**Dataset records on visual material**
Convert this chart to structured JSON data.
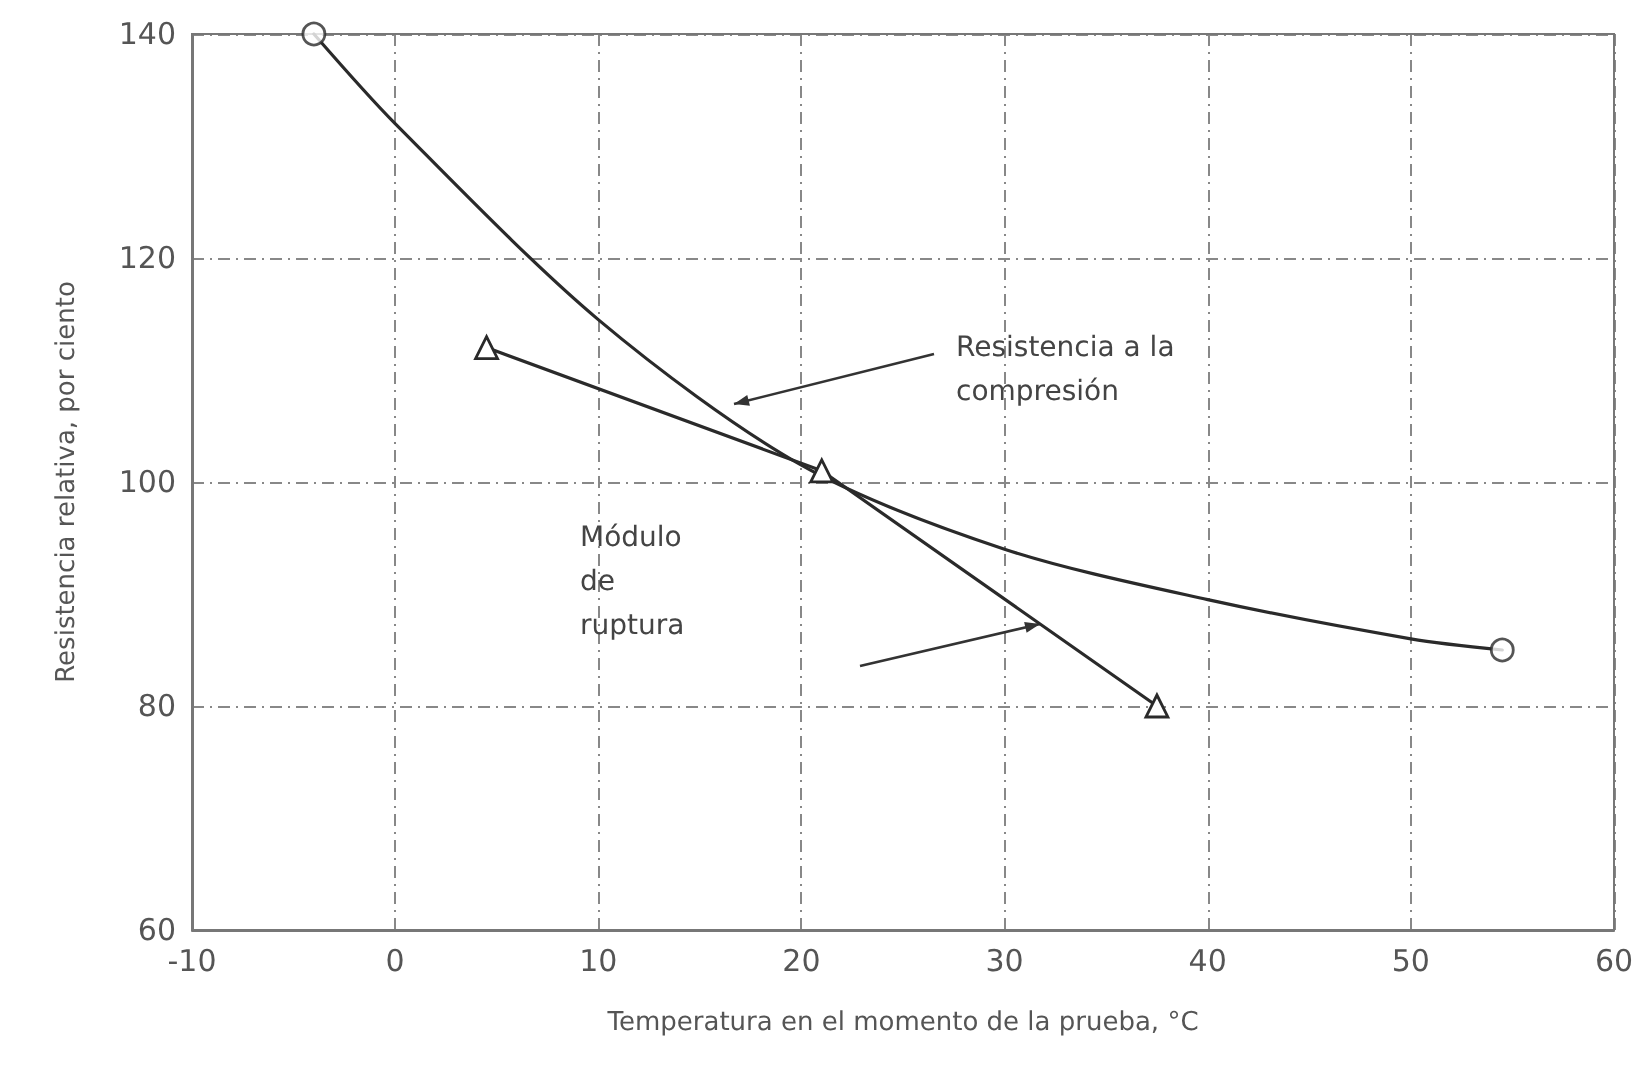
{
  "chart_data": {
    "type": "line",
    "xlabel": "Temperatura en el momento de la prueba, °C",
    "ylabel": "Resistencia relativa, por ciento",
    "xlim": [
      -10,
      60
    ],
    "xticks": [
      -10,
      0,
      10,
      20,
      30,
      40,
      50,
      60
    ],
    "ylim": [
      60,
      140
    ],
    "yticks": [
      60,
      80,
      100,
      120,
      140
    ],
    "grid": true,
    "series": [
      {
        "color": "#2a2a2a",
        "marker": "none",
        "x": [
          -4,
          0,
          10,
          20,
          30,
          40,
          50,
          54.5
        ],
        "values": [
          140,
          132,
          114.5,
          101.5,
          94,
          89.5,
          86,
          85
        ]
      },
      {
        "type": "scatter",
        "color": "#2a2a2a",
        "marker": "circle",
        "x": [
          -4,
          54.5
        ],
        "values": [
          140,
          85
        ]
      },
      {
        "color": "#2a2a2a",
        "marker": "triangle",
        "x": [
          4.5,
          21,
          37.5
        ],
        "values": [
          112,
          101,
          80
        ]
      }
    ],
    "annotations": [
      "Resistencia a la\ncompresión",
      "Módulo\nde\nruptura"
    ]
  }
}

**Your instructions**
Go through the data above and find the lines with the word "Resistencia". Copy each of those lines.

**Reply**
    "ylabel": "Resistencia relativa, por ciento",
      "Resistencia a la\ncompresión",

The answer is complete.